All lines holding the string "ונעם" are to be shown.

■ **SUPPLIED RECORDS**:
####

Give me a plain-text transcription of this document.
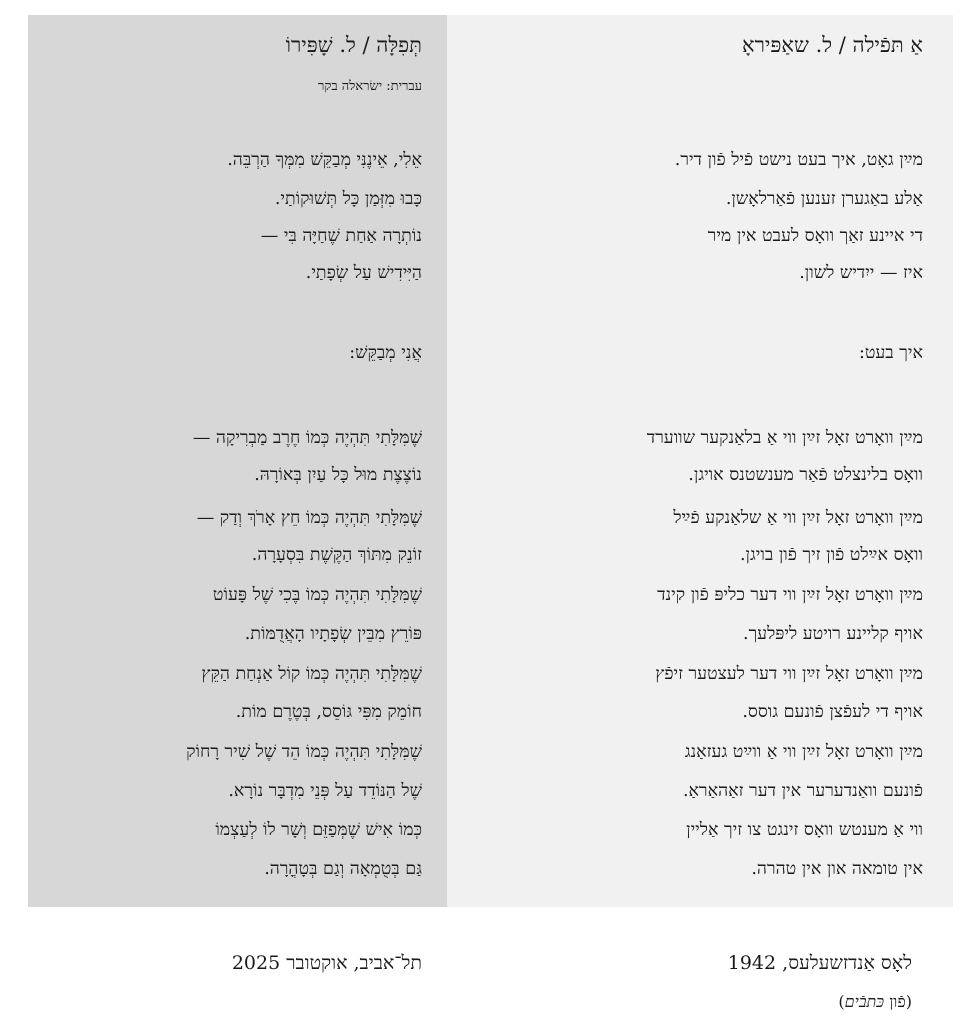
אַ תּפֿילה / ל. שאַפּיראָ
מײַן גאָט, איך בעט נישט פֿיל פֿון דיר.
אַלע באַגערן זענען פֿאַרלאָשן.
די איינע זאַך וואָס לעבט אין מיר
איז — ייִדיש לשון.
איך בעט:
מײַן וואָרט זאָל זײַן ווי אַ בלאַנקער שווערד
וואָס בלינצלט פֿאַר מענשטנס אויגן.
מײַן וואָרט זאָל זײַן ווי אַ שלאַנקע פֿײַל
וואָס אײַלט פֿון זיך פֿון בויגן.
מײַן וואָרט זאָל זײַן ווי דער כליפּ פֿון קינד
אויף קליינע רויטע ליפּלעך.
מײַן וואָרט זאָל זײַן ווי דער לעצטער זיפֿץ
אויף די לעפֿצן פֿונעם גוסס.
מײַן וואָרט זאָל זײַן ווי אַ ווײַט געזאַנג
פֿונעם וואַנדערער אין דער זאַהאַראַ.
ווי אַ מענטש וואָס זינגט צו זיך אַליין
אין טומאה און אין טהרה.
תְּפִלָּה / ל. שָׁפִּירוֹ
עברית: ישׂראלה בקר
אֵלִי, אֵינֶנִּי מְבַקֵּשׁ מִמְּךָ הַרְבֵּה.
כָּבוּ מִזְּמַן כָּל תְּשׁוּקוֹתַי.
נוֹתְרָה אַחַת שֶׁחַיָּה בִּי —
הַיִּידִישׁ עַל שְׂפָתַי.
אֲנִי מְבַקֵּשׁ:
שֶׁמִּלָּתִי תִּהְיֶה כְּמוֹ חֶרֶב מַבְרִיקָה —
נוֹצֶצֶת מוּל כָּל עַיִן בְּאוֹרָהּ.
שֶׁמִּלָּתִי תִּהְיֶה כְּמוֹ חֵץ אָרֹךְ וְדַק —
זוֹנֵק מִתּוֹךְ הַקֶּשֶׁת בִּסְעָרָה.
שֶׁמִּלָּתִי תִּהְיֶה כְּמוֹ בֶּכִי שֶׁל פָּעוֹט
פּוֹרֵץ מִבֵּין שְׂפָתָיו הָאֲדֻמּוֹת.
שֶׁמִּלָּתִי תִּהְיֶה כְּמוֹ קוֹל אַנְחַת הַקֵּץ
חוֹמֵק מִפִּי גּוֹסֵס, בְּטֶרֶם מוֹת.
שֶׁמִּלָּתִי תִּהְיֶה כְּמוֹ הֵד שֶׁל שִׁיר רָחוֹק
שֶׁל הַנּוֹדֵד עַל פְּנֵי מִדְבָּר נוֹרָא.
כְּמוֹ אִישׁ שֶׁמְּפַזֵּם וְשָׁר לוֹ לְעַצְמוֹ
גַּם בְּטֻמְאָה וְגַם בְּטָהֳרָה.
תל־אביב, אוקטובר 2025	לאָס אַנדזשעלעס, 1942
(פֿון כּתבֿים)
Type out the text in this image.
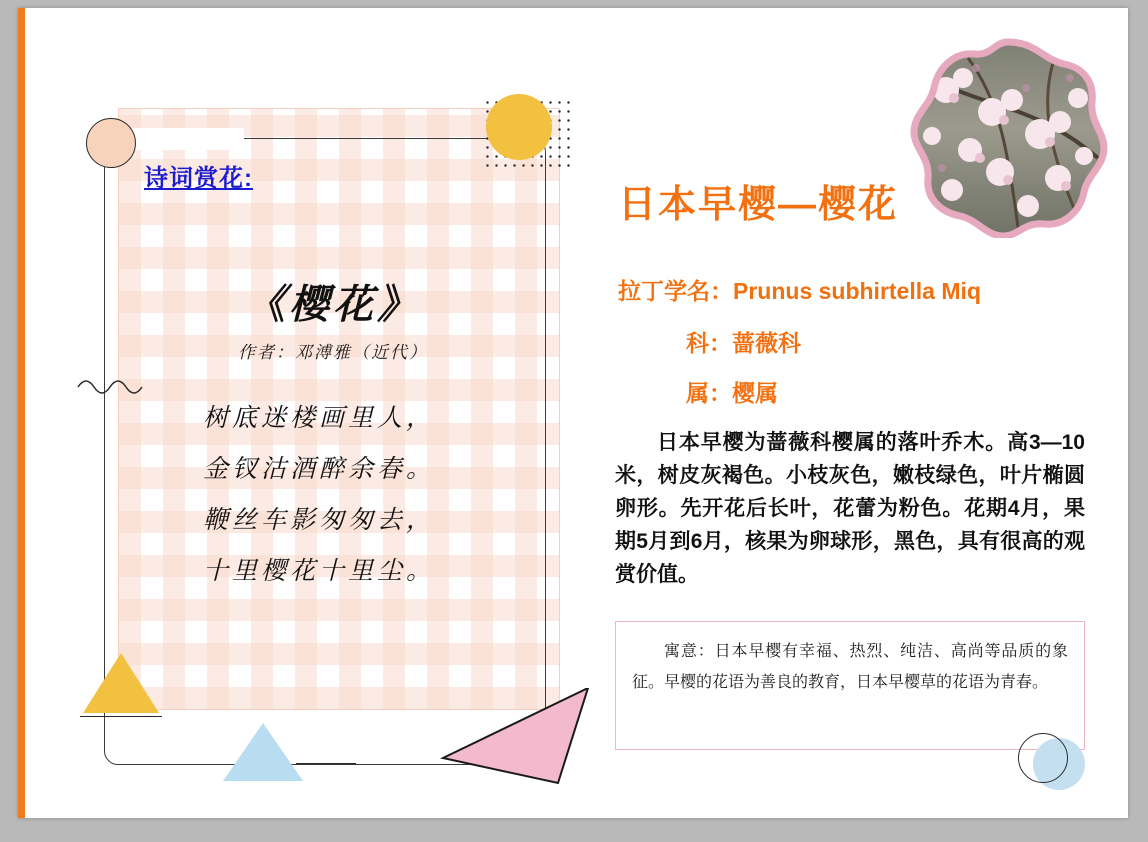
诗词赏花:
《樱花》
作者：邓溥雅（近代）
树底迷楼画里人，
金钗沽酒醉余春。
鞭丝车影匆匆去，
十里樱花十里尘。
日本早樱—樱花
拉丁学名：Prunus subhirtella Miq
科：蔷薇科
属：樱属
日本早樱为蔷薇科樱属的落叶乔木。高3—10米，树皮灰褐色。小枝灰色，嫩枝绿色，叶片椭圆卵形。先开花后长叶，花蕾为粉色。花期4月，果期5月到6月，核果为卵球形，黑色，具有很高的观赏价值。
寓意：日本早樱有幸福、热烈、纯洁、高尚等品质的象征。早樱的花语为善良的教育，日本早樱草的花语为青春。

####

■ **EXERCISE ANSWER**:
אויף די לעפֿצן פֿונעם גוסס.
פֿונעם וואַנדערער אין דער זאַהאַראַ.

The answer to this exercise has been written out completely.